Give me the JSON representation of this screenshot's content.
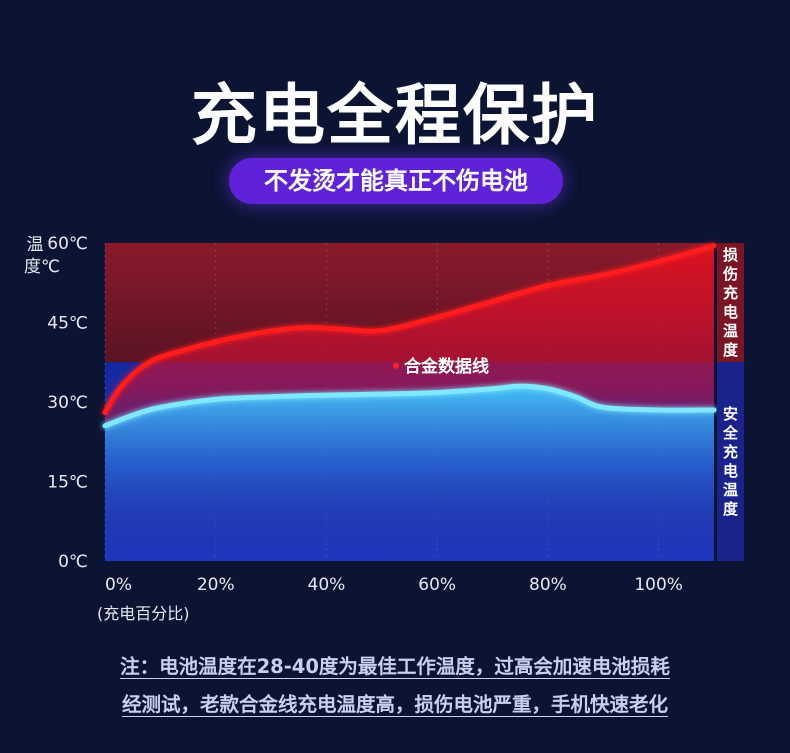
{
  "title": "充电全程保护",
  "subtitle": "不发烫才能真正不伤电池",
  "notes": [
    "注：电池温度在28-40度为最佳工作温度，过高会加速电池损耗",
    "经测试，老款合金线充电温度高，损伤电池严重，手机快速老化"
  ],
  "zones": {
    "danger_label": "损伤充电温度",
    "safe_label": "安全充电温度",
    "threshold": 37.5
  },
  "colors": {
    "background": "#0b1433",
    "danger_zone": "#6e1826",
    "safe_zone": "#1a2aa0",
    "alloy_line": "#ff1a1a",
    "cable_line": "#7fe8ff",
    "pill": "#5f22d8"
  },
  "chart_data": {
    "type": "line",
    "ylabel": "温度℃",
    "xlabel": "(充电百分比)",
    "xlim": [
      0,
      110
    ],
    "ylim": [
      0,
      60
    ],
    "x_ticks": [
      0,
      20,
      40,
      60,
      80,
      100
    ],
    "x_tick_labels": [
      "0%",
      "20%",
      "40%",
      "60%",
      "80%",
      "100%"
    ],
    "y_ticks": [
      0,
      15,
      30,
      45,
      60
    ],
    "y_tick_labels": [
      "0℃",
      "15℃",
      "30℃",
      "45℃",
      "60℃"
    ],
    "grid": true,
    "series": [
      {
        "name": "合金数据线",
        "color": "#ff1a1a",
        "x": [
          0,
          3,
          8,
          15,
          25,
          35,
          42,
          50,
          60,
          70,
          80,
          90,
          100,
          110
        ],
        "y": [
          28,
          33,
          37.5,
          40,
          42.5,
          44,
          43.8,
          43.5,
          46,
          49,
          52,
          54,
          56.5,
          59.5
        ]
      },
      {
        "name": "",
        "color": "#7fe8ff",
        "x": [
          0,
          5,
          10,
          20,
          30,
          40,
          50,
          60,
          70,
          75,
          80,
          85,
          90,
          100,
          110
        ],
        "y": [
          25.5,
          27.5,
          29,
          30.5,
          31,
          31.3,
          31.5,
          31.8,
          32.5,
          33,
          32.5,
          31,
          29,
          28.5,
          28.5
        ]
      }
    ]
  }
}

What the task asks:
Repeat the entries exactly and keep the pictures out of the copy.

Written solution:
Give me the JSON representation of this screenshot's content.
{
  "title": "充电全程保护",
  "subtitle": "不发烫才能真正不伤电池",
  "notes": [
    "注：电池温度在28-40度为最佳工作温度，过高会加速电池损耗",
    "经测试，老款合金线充电温度高，损伤电池严重，手机快速老化"
  ],
  "zones": {
    "danger_label": "损伤充电温度",
    "safe_label": "安全充电温度",
    "threshold": 37.5
  },
  "colors": {
    "background": "#0b1433",
    "danger_zone": "#6e1826",
    "safe_zone": "#1a2aa0",
    "alloy_line": "#ff1a1a",
    "cable_line": "#7fe8ff",
    "pill": "#5f22d8"
  },
  "chart_data": {
    "type": "line",
    "ylabel": "温度℃",
    "xlabel": "(充电百分比)",
    "xlim": [
      0,
      110
    ],
    "ylim": [
      0,
      60
    ],
    "x_ticks": [
      0,
      20,
      40,
      60,
      80,
      100
    ],
    "x_tick_labels": [
      "0%",
      "20%",
      "40%",
      "60%",
      "80%",
      "100%"
    ],
    "y_ticks": [
      0,
      15,
      30,
      45,
      60
    ],
    "y_tick_labels": [
      "0℃",
      "15℃",
      "30℃",
      "45℃",
      "60℃"
    ],
    "grid": true,
    "series": [
      {
        "name": "合金数据线",
        "color": "#ff1a1a",
        "x": [
          0,
          3,
          8,
          15,
          25,
          35,
          42,
          50,
          60,
          70,
          80,
          90,
          100,
          110
        ],
        "y": [
          28,
          33,
          37.5,
          40,
          42.5,
          44,
          43.8,
          43.5,
          46,
          49,
          52,
          54,
          56.5,
          59.5
        ]
      },
      {
        "name": "",
        "color": "#7fe8ff",
        "x": [
          0,
          5,
          10,
          20,
          30,
          40,
          50,
          60,
          70,
          75,
          80,
          85,
          90,
          100,
          110
        ],
        "y": [
          25.5,
          27.5,
          29,
          30.5,
          31,
          31.3,
          31.5,
          31.8,
          32.5,
          33,
          32.5,
          31,
          29,
          28.5,
          28.5
        ]
      }
    ]
  }
}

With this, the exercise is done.